## Problem
Copy out the material below, from its first line through the line containing "heatmap-cell — [750, 449, 764, 473]", character for character, including both of those lines.

━━━━━━━━━━

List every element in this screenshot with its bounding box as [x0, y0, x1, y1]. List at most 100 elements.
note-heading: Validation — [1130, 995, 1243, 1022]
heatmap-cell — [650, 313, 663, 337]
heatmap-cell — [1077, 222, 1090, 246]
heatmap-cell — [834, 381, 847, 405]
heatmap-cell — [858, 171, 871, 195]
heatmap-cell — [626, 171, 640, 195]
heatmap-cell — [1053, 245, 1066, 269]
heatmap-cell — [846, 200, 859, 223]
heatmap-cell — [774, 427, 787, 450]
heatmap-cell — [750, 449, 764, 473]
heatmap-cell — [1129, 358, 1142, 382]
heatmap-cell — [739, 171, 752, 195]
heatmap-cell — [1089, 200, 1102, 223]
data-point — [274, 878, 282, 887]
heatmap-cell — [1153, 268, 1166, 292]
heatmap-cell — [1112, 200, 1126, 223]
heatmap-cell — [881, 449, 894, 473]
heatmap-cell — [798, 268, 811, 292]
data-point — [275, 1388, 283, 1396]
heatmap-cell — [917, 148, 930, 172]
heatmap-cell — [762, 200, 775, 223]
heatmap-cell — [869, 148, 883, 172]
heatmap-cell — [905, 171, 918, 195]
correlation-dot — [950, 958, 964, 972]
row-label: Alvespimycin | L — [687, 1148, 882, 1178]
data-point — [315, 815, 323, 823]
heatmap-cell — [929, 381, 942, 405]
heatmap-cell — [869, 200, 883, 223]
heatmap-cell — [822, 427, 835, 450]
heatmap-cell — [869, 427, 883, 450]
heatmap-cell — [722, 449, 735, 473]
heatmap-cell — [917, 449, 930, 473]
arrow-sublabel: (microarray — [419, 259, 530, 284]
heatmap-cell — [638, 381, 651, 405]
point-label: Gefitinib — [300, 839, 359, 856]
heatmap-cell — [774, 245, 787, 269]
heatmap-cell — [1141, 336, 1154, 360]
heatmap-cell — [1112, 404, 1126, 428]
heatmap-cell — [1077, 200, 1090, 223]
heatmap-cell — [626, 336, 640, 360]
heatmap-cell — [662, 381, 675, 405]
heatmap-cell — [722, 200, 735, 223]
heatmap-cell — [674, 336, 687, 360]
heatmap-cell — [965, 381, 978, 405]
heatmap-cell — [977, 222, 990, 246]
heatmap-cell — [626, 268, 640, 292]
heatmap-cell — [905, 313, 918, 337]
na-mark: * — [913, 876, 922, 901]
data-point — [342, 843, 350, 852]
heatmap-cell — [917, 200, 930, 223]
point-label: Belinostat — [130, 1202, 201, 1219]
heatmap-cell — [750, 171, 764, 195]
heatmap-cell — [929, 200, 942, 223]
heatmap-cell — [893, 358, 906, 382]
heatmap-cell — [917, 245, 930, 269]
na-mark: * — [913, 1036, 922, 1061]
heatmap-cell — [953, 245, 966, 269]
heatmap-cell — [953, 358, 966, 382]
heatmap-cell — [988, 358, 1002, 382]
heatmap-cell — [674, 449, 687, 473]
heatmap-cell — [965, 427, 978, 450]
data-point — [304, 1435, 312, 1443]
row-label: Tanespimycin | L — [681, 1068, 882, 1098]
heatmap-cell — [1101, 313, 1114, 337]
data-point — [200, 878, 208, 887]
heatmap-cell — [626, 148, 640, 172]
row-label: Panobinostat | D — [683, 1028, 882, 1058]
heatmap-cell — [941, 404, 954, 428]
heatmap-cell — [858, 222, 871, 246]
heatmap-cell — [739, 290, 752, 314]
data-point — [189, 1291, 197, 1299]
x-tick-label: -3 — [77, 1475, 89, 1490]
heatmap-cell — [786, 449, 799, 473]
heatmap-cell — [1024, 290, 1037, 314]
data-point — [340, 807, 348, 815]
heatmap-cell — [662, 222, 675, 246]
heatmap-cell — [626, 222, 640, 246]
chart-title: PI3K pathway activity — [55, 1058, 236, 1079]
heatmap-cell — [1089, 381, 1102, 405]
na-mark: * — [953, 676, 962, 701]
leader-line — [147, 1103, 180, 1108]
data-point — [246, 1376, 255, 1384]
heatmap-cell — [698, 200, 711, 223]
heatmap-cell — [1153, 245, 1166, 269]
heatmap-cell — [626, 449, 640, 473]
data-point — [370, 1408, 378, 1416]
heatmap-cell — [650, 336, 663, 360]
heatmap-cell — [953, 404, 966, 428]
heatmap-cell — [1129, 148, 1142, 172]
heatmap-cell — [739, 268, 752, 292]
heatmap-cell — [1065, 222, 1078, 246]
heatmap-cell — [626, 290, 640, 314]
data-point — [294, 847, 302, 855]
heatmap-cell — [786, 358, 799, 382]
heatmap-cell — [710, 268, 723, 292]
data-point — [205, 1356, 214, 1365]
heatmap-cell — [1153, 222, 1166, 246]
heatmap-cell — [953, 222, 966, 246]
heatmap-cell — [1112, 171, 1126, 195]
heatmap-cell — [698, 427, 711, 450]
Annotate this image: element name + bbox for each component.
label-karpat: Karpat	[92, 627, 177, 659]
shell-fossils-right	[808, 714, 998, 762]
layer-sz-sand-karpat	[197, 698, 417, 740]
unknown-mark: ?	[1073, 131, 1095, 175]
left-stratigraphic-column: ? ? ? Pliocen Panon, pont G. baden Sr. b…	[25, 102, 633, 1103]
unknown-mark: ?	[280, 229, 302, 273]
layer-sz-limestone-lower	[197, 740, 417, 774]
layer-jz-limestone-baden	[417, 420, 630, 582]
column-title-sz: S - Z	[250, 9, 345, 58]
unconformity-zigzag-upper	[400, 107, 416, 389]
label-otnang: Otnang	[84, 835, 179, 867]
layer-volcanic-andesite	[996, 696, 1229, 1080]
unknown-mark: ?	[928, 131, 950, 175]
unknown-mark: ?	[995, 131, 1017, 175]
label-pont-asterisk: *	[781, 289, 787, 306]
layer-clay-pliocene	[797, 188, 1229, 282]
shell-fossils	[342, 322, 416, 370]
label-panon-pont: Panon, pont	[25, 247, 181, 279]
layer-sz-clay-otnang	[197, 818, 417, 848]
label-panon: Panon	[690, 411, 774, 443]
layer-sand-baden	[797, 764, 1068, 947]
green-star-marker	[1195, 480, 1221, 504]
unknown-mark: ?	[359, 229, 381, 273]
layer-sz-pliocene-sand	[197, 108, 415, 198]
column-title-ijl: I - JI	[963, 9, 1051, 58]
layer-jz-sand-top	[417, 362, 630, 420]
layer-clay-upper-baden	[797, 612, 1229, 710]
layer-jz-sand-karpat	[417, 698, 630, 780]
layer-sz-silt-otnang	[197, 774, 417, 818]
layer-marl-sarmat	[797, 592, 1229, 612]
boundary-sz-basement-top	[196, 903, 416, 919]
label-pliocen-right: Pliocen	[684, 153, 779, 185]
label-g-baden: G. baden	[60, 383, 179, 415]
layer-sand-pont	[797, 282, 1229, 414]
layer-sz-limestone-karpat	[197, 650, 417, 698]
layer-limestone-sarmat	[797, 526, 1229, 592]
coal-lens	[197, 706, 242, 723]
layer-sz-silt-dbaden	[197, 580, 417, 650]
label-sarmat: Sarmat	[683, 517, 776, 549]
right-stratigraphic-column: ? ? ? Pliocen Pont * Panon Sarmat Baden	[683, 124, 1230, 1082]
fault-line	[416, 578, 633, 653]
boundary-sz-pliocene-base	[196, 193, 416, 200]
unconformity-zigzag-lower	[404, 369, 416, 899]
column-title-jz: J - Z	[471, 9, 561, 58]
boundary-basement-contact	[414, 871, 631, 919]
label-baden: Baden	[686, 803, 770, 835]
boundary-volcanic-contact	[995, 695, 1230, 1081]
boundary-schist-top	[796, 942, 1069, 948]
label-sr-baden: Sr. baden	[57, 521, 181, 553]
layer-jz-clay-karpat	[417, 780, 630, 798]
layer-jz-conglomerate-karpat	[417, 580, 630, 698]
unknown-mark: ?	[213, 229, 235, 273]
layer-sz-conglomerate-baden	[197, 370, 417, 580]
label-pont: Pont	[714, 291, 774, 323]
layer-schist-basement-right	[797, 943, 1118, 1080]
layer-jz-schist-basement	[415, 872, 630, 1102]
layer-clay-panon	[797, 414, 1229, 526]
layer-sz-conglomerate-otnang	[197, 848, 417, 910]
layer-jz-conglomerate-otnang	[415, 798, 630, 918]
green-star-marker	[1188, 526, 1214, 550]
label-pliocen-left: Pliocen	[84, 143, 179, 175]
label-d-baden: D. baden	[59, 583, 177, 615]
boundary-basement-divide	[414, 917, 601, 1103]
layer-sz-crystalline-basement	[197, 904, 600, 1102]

━━━━━━━━━━

## Answer to the problem
List every element in this screenshot with its bounding box as [x0, y0, x1, y1]. List at most 100 elements.
note-heading: Validation — [1130, 995, 1243, 1022]
heatmap-cell — [650, 313, 663, 337]
heatmap-cell — [1077, 222, 1090, 246]
heatmap-cell — [834, 381, 847, 405]
heatmap-cell — [858, 171, 871, 195]
heatmap-cell — [626, 171, 640, 195]
heatmap-cell — [1053, 245, 1066, 269]
heatmap-cell — [846, 200, 859, 223]
heatmap-cell — [774, 427, 787, 450]
heatmap-cell — [750, 449, 764, 473]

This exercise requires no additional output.